WHAT TO DO: Gather every line of the entries that includes the word "Community".

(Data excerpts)
[start]

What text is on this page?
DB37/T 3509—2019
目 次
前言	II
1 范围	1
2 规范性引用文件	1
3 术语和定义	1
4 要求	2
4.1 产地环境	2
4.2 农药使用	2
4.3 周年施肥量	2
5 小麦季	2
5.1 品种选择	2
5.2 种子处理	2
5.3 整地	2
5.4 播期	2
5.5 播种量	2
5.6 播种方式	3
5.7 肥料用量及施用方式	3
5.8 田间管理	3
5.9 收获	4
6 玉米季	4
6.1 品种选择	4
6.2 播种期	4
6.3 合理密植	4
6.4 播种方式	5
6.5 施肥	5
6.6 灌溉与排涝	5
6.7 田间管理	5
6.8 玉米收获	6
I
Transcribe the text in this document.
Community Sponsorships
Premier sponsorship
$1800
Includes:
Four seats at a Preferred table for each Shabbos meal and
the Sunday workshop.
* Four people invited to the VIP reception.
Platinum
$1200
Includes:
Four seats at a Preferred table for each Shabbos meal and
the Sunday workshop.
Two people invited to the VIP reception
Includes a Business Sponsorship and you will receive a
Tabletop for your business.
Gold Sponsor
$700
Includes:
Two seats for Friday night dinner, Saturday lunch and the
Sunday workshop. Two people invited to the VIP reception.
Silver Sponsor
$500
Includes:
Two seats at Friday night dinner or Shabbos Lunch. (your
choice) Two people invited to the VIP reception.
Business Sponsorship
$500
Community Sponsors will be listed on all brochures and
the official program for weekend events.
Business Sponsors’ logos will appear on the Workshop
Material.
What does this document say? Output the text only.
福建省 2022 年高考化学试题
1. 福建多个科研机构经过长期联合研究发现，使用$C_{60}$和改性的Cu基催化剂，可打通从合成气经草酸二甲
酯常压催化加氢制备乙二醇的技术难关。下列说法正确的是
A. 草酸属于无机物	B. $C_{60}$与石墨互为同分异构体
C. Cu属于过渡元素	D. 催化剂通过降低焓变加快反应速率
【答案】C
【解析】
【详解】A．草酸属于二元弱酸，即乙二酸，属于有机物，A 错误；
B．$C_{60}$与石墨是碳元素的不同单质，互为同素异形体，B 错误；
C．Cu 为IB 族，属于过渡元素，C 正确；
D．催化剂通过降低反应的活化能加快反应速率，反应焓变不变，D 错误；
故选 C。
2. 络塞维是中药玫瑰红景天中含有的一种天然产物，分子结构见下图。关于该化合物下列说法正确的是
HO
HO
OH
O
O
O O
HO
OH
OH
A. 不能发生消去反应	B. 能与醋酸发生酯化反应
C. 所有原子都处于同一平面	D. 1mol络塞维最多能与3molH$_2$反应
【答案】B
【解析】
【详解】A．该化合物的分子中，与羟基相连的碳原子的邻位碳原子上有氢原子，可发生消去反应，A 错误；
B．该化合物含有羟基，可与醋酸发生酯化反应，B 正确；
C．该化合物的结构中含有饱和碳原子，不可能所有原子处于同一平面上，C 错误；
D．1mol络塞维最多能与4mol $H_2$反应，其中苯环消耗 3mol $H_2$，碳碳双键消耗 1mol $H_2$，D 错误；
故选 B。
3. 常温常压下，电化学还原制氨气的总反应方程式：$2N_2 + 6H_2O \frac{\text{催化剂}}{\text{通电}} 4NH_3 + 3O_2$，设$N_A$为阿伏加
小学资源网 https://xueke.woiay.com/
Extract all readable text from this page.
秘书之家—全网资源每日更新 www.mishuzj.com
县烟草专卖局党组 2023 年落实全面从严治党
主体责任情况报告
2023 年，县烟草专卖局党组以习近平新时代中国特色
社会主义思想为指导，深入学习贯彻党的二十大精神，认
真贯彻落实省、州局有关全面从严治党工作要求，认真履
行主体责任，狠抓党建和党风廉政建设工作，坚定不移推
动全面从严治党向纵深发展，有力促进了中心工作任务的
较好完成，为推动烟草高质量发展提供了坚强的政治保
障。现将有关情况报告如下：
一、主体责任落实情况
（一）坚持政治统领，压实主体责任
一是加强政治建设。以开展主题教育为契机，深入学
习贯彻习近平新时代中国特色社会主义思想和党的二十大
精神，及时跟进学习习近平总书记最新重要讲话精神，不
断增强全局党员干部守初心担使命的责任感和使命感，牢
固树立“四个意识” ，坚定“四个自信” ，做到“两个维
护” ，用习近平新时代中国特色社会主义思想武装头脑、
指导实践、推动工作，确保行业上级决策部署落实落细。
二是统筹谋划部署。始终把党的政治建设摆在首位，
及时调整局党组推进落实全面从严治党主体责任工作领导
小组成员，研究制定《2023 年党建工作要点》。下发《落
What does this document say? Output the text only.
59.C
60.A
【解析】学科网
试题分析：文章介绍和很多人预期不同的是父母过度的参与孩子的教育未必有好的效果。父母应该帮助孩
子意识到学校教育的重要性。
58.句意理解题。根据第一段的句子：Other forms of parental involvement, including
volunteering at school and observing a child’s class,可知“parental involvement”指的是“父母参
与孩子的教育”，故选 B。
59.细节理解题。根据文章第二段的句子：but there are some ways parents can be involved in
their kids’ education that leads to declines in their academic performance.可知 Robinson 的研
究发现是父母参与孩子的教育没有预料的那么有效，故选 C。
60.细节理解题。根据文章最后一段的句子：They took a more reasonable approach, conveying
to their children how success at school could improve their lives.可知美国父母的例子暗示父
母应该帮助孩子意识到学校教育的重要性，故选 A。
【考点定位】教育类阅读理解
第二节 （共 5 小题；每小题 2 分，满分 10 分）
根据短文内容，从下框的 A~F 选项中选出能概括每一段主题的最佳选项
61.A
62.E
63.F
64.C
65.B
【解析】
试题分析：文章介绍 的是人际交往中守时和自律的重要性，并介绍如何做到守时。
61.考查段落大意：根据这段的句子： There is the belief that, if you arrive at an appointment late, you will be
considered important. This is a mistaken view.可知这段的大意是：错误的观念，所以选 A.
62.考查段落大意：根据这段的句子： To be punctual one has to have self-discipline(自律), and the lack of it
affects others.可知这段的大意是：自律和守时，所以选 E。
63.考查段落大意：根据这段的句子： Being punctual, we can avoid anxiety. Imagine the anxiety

[end]

ANSWER FOR THE TASK:
Community Sponsorships
Community Sponsors will be listed on all brochures and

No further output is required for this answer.